DATA SUPPLIED START
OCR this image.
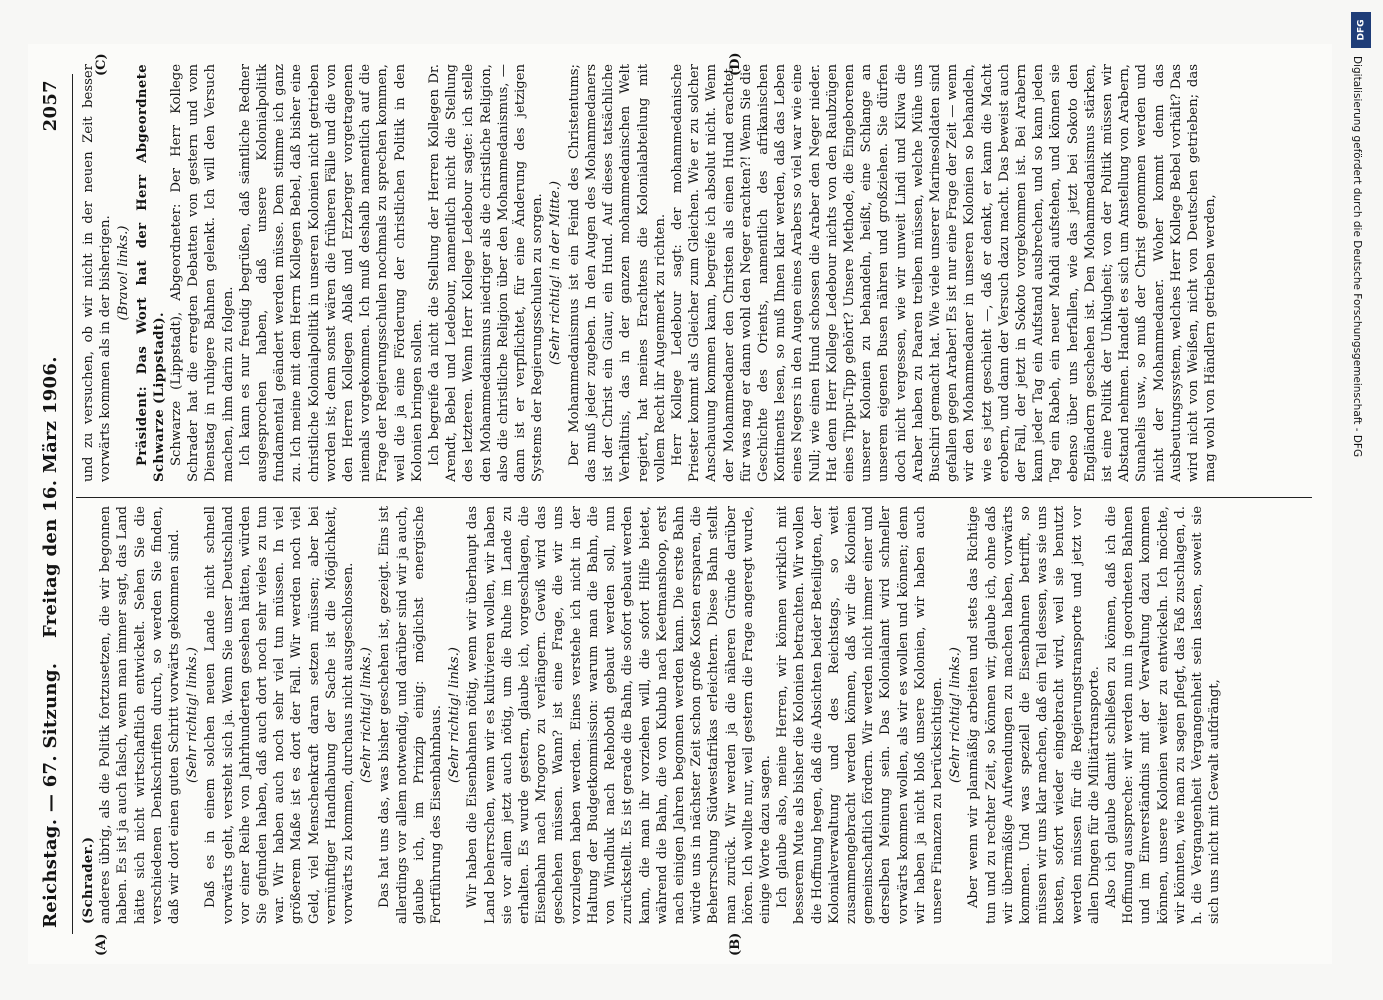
Reichstag. — 67. Sitzung.
Freitag den 16. März 1906.
2057
(A)	(B)
(C)	(D)

(Schrader.) anderes übrig, als die Politik fortzusetzen, die wir begonnen haben. Es ist ja auch falsch, wenn man immer sagt, das Land hätte sich nicht wirtschaftlich entwickelt. Sehen Sie die verschiedenen Denkschriften durch, so werden Sie finden, daß wir dort einen guten Schritt vorwärts gekommen sind. (Sehr richtig! links.) Daß es in einem solchen neuen Lande nicht schnell vorwärts geht, versteht sich ja. Wenn Sie unser Deutschland vor einer Reihe von Jahrhunderten gesehen hätten, würden Sie gefunden haben, daß auch dort noch sehr vieles zu tun war. Wir haben auch noch sehr viel tun müssen. In viel größerem Maße ist es dort der Fall. Wir werden noch viel Geld, viel Menschenkraft daran setzen müssen; aber bei vernünftiger Handhabung der Sache ist die Möglichkeit, vorwärts zu kommen, durchaus nicht ausgeschlossen. (Sehr richtig! links.) Das hat uns das, was bisher geschehen ist, gezeigt. Eins ist allerdings vor allem notwendig, und darüber sind wir ja auch, glaube ich, im Prinzip einig: möglichst energische Fortführung des Eisenbahnbaus. (Sehr richtig! links.) Wir haben die Eisenbahnen nötig, wenn wir überhaupt das Land beherrschen, wenn wir es kultivieren wollen, wir haben sie vor allem jetzt auch nötig, um die Ruhe im Lande zu erhalten. Es wurde gestern, glaube ich, vorgeschlagen, die Eisenbahn nach Mrogoro zu verlängern. Gewiß wird das geschehen müssen. Wann? ist eine Frage, die wir uns vorzulegen haben werden. Eines verstehe ich nicht in der Haltung der Budgetkommission: warum man die Bahn, die von Windhuk nach Rehoboth gebaut werden soll, nun zurückstellt. Es ist gerade die Bahn, die sofort gebaut werden kann, die man ihr vorziehen will, die sofort Hilfe bietet, während die Bahn, die von Kubub nach Keetmanshoop, erst nach einigen Jahren begonnen werden kann. Die erste Bahn würde uns in nächster Zeit schon große Kosten ersparen, die Beherrschung Südwestafrikas erleichtern. Diese Bahn stellt man zurück. Wir werden ja die näheren Gründe darüber hören. Ich wollte nur, weil gestern die Frage angeregt wurde, einige Worte dazu sagen. Ich glaube also, meine Herren, wir können wirklich mit besserem Mute als bisher die Kolonien betrachten. Wir wollen die Hoffnung hegen, daß die Absichten beider Beteiligten, der Kolonialverwaltung und des Reichstags, so weit zusammengebracht werden können, daß wir die Kolonien gemeinschaftlich fördern. Wir werden nicht immer einer und derselben Meinung sein. Das Kolonialamt wird schneller vorwärts kommen wollen, als wir es wollen und können; denn wir haben ja nicht bloß unsere Kolonien, wir haben auch unsere Finanzen zu berücksichtigen. (Sehr richtig! links.) Aber wenn wir planmäßig arbeiten und stets das Richtige tun und zu rechter Zeit, so können wir, glaube ich, ohne daß wir übermäßige Aufwendungen zu machen haben, vorwärts kommen. Und was speziell die Eisenbahnen betrifft, so müssen wir uns klar machen, daß ein Teil dessen, was sie uns kosten, sofort wieder eingebracht wird, weil sie benutzt werden müssen für die Regierungstransporte und jetzt vor allen Dingen für die Militärtransporte. Also ich glaube damit schließen zu können, daß ich die Hoffnung ausspreche: wir werden nun in geordneten Bahnen und im Einverständnis mit der Verwaltung dazu kommen können, unsere Kolonien weiter zu entwickeln. Ich möchte, wir könnten, wie man zu sagen pflegt, das Faß zuschlagen, d. h. die Vergangenheit Vergangenheit sein lassen, soweit sie sich uns nicht mit Gewalt aufdrängt,

und zu versuchen, ob wir nicht in der neuen Zeit besser vorwärts kommen als in der bisherigen. (Bravo! links.) Präsident: Das Wort hat der Herr Abgeordnete Schwarze (Lippstadt). Schwarze (Lippstadt), Abgeordneter: Der Herr Kollege Schrader hat die erregten Debatten von gestern und vom Dienstag in ruhigere Bahnen gelenkt. Ich will den Versuch machen, ihm darin zu folgen. Ich kann es nur freudig begrüßen, daß sämtliche Redner ausgesprochen haben, daß unsere Kolonialpolitik fundamental geändert werden müsse. Dem stimme ich ganz zu. Ich meine mit dem Herrn Kollegen Bebel, daß bisher eine christliche Kolonialpolitik in unseren Kolonien nicht getrieben worden ist; denn sonst wären die früheren Fälle und die von den Herren Kollegen Ablaß und Erzberger vorgetragenen niemals vorgekommen. Ich muß deshalb namentlich auf die Frage der Regierungsschulen nochmals zu sprechen kommen, weil die ja eine Förderung der christlichen Politik in den Kolonien bringen sollen. Ich begreife da nicht die Stellung der Herren Kollegen Dr. Arendt, Bebel und Ledebour, namentlich nicht die Stellung des letzteren. Wenn Herr Kollege Ledebour sagte: ich stelle den Mohammedanismus niedriger als die christliche Religion, also die christliche Religion über den Mohammedanismus, — dann ist er verpflichtet, für eine Änderung des jetzigen Systems der Regierungsschulen zu sorgen. (Sehr richtig! in der Mitte.) Der Mohammedanismus ist ein Feind des Christentums; das muß jeder zugeben. In den Augen des Mohammedaners ist der Christ ein Giaur, ein Hund. Auf dieses tatsächliche Verhältnis, das in der ganzen mohammedanischen Welt regiert, hat meines Erachtens die Kolonialabteilung mit vollem Recht ihr Augenmerk zu richten. Herr Kollege Ledebour sagt: der mohammedanische Priester kommt als Gleicher zum Gleichen. Wie er zu solcher Anschauung kommen kann, begreife ich absolut nicht. Wenn der Mohammedaner den Christen als einen Hund erachtet, für was mag er dann wohl den Neger erachten?! Wenn Sie die Geschichte des Orients, namentlich des afrikanischen Kontinents lesen, so muß Ihnen klar werden, daß das Leben eines Negers in den Augen eines Arabers so viel war wie eine Null; wie einen Hund schossen die Araber den Neger nieder. Hat denn Herr Kollege Ledebour nichts von den Raubzügen eines Tippu-Tipp gehört? Unsere Methode, die Eingeborenen unserer Kolonien zu behandeln, heißt, eine Schlange an unserem eigenen Busen nähren und großziehen. Sie dürfen doch nicht vergessen, wie wir unweit Lindi und Kilwa die Araber haben zu Paaren treiben müssen, welche Mühe uns Buschiri gemacht hat. Wie viele unserer Marinesoldaten sind gefallen gegen Araber! Es ist nur eine Frage der Zeit — wenn wir den Mohammedaner in unseren Kolonien so behandeln, wie es jetzt geschieht —, daß er denkt, er kann die Macht erobern, und dann der Versuch dazu macht. Das beweist auch der Fall, der jetzt in Sokoto vorgekommen ist. Bei Arabern kann jeder Tag ein Aufstand ausbrechen, und so kann jeden Tag ein Rabeh, ein neuer Mahdi aufstehen, und können sie ebenso über uns herfallen, wie das jetzt bei Sokoto den Engländern geschehen ist. Den Mohammedanismus stärken, ist eine Politik der Unklugheit; von der Politik müssen wir Abstand nehmen. Handelt es sich um Anstellung von Arabern, Sunahelis usw., so muß der Christ genommen werden und nicht der Mohammedaner. Woher kommt denn das Ausbeutungssystem, welches Herr Kollege Bebel vorhält? Das wird nicht von Weißen, nicht von Deutschen getrieben; das mag wohl von Händlern getrieben werden,

DFG
Digitalisierung gefördert durch die Deutsche Forschungsgemeinschaft - DFG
DATA SUPPLIED END
Leave out the images and copy all remaining data word for word.

OCR this image.
Reichstag. — 67. Sitzung.
Freitag den 16. März 1906.
2057
(A)	(B)
(C)	(D)

(Schrader.) anderes übrig, als die Politik fortzusetzen, die wir begonnen haben. Es ist ja auch falsch, wenn man immer sagt, das Land hätte sich nicht wirtschaftlich entwickelt. Sehen Sie die verschiedenen Denkschriften durch, so werden Sie finden, daß wir dort einen guten Schritt vorwärts gekommen sind. (Sehr richtig! links.) Daß es in einem solchen neuen Lande nicht schnell vorwärts geht, versteht sich ja. Wenn Sie unser Deutschland vor einer Reihe von Jahrhunderten gesehen hätten, würden Sie gefunden haben, daß auch dort noch sehr vieles zu tun war. Wir haben auch noch sehr viel tun müssen. In viel größerem Maße ist es dort der Fall. Wir werden noch viel Geld, viel Menschenkraft daran setzen müssen; aber bei vernünftiger Handhabung der Sache ist die Möglichkeit, vorwärts zu kommen, durchaus nicht ausgeschlossen. (Sehr richtig! links.) Das hat uns das, was bisher geschehen ist, gezeigt. Eins ist allerdings vor allem notwendig, und darüber sind wir ja auch, glaube ich, im Prinzip einig: möglichst energische Fortführung des Eisenbahnbaus. (Sehr richtig! links.) Wir haben die Eisenbahnen nötig, wenn wir überhaupt das Land beherrschen, wenn wir es kultivieren wollen, wir haben sie vor allem jetzt auch nötig, um die Ruhe im Lande zu erhalten. Es wurde gestern, glaube ich, vorgeschlagen, die Eisenbahn nach Mrogoro zu verlängern. Gewiß wird das geschehen müssen. Wann? ist eine Frage, die wir uns vorzulegen haben werden. Eines verstehe ich nicht in der Haltung der Budgetkommission: warum man die Bahn, die von Windhuk nach Rehoboth gebaut werden soll, nun zurückstellt. Es ist gerade die Bahn, die sofort gebaut werden kann, die man ihr vorziehen will, die sofort Hilfe bietet, während die Bahn, die von Kubub nach Keetmanshoop, erst nach einigen Jahren begonnen werden kann. Die erste Bahn würde uns in nächster Zeit schon große Kosten ersparen, die Beherrschung Südwestafrikas erleichtern. Diese Bahn stellt man zurück. Wir werden ja die näheren Gründe darüber hören. Ich wollte nur, weil gestern die Frage angeregt wurde, einige Worte dazu sagen. Ich glaube also, meine Herren, wir können wirklich mit besserem Mute als bisher die Kolonien betrachten. Wir wollen die Hoffnung hegen, daß die Absichten beider Beteiligten, der Kolonialverwaltung und des Reichstags, so weit zusammengebracht werden können, daß wir die Kolonien gemeinschaftlich fördern. Wir werden nicht immer einer und derselben Meinung sein. Das Kolonialamt wird schneller vorwärts kommen wollen, als wir es wollen und können; denn wir haben ja nicht bloß unsere Kolonien, wir haben auch unsere Finanzen zu berücksichtigen. (Sehr richtig! links.) Aber wenn wir planmäßig arbeiten und stets das Richtige tun und zu rechter Zeit, so können wir, glaube ich, ohne daß wir übermäßige Aufwendungen zu machen haben, vorwärts kommen. Und was speziell die Eisenbahnen betrifft, so müssen wir uns klar machen, daß ein Teil dessen, was sie uns kosten, sofort wieder eingebracht wird, weil sie benutzt werden müssen für die Regierungstransporte und jetzt vor allen Dingen für die Militärtransporte. Also ich glaube damit schließen zu können, daß ich die Hoffnung ausspreche: wir werden nun in geordneten Bahnen und im Einverständnis mit der Verwaltung dazu kommen können, unsere Kolonien weiter zu entwickeln. Ich möchte, wir könnten, wie man zu sagen pflegt, das Faß zuschlagen, d. h. die Vergangenheit Vergangenheit sein lassen, soweit sie sich uns nicht mit Gewalt aufdrängt,

und zu versuchen, ob wir nicht in der neuen Zeit besser vorwärts kommen als in der bisherigen. (Bravo! links.) Präsident: Das Wort hat der Herr Abgeordnete Schwarze (Lippstadt). Schwarze (Lippstadt), Abgeordneter: Der Herr Kollege Schrader hat die erregten Debatten von gestern und vom Dienstag in ruhigere Bahnen gelenkt. Ich will den Versuch machen, ihm darin zu folgen. Ich kann es nur freudig begrüßen, daß sämtliche Redner ausgesprochen haben, daß unsere Kolonialpolitik fundamental geändert werden müsse. Dem stimme ich ganz zu. Ich meine mit dem Herrn Kollegen Bebel, daß bisher eine christliche Kolonialpolitik in unseren Kolonien nicht getrieben worden ist; denn sonst wären die früheren Fälle und die von den Herren Kollegen Ablaß und Erzberger vorgetragenen niemals vorgekommen. Ich muß deshalb namentlich auf die Frage der Regierungsschulen nochmals zu sprechen kommen, weil die ja eine Förderung der christlichen Politik in den Kolonien bringen sollen. Ich begreife da nicht die Stellung der Herren Kollegen Dr. Arendt, Bebel und Ledebour, namentlich nicht die Stellung des letzteren. Wenn Herr Kollege Ledebour sagte: ich stelle den Mohammedanismus niedriger als die christliche Religion, also die christliche Religion über den Mohammedanismus, — dann ist er verpflichtet, für eine Änderung des jetzigen Systems der Regierungsschulen zu sorgen. (Sehr richtig! in der Mitte.) Der Mohammedanismus ist ein Feind des Christentums; das muß jeder zugeben. In den Augen des Mohammedaners ist der Christ ein Giaur, ein Hund. Auf dieses tatsächliche Verhältnis, das in der ganzen mohammedanischen Welt regiert, hat meines Erachtens die Kolonialabteilung mit vollem Recht ihr Augenmerk zu richten. Herr Kollege Ledebour sagt: der mohammedanische Priester kommt als Gleicher zum Gleichen. Wie er zu solcher Anschauung kommen kann, begreife ich absolut nicht. Wenn der Mohammedaner den Christen als einen Hund erachtet, für was mag er dann wohl den Neger erachten?! Wenn Sie die Geschichte des Orients, namentlich des afrikanischen Kontinents lesen, so muß Ihnen klar werden, daß das Leben eines Negers in den Augen eines Arabers so viel war wie eine Null; wie einen Hund schossen die Araber den Neger nieder. Hat denn Herr Kollege Ledebour nichts von den Raubzügen eines Tippu-Tipp gehört? Unsere Methode, die Eingeborenen unserer Kolonien zu behandeln, heißt, eine Schlange an unserem eigenen Busen nähren und großziehen. Sie dürfen doch nicht vergessen, wie wir unweit Lindi und Kilwa die Araber haben zu Paaren treiben müssen, welche Mühe uns Buschiri gemacht hat. Wie viele unserer Marinesoldaten sind gefallen gegen Araber! Es ist nur eine Frage der Zeit — wenn wir den Mohammedaner in unseren Kolonien so behandeln, wie es jetzt geschieht —, daß er denkt, er kann die Macht erobern, und dann der Versuch dazu macht. Das beweist auch der Fall, der jetzt in Sokoto vorgekommen ist. Bei Arabern kann jeder Tag ein Aufstand ausbrechen, und so kann jeden Tag ein Rabeh, ein neuer Mahdi aufstehen, und können sie ebenso über uns herfallen, wie das jetzt bei Sokoto den Engländern geschehen ist. Den Mohammedanismus stärken, ist eine Politik der Unklugheit; von der Politik müssen wir Abstand nehmen. Handelt es sich um Anstellung von Arabern, Sunahelis usw., so muß der Christ genommen werden und nicht der Mohammedaner. Woher kommt denn das Ausbeutungssystem, welches Herr Kollege Bebel vorhält? Das wird nicht von Weißen, nicht von Deutschen getrieben; das mag wohl von Händlern getrieben werden,

DFG
Digitalisierung gefördert durch die Deutsche Forschungsgemeinschaft - DFG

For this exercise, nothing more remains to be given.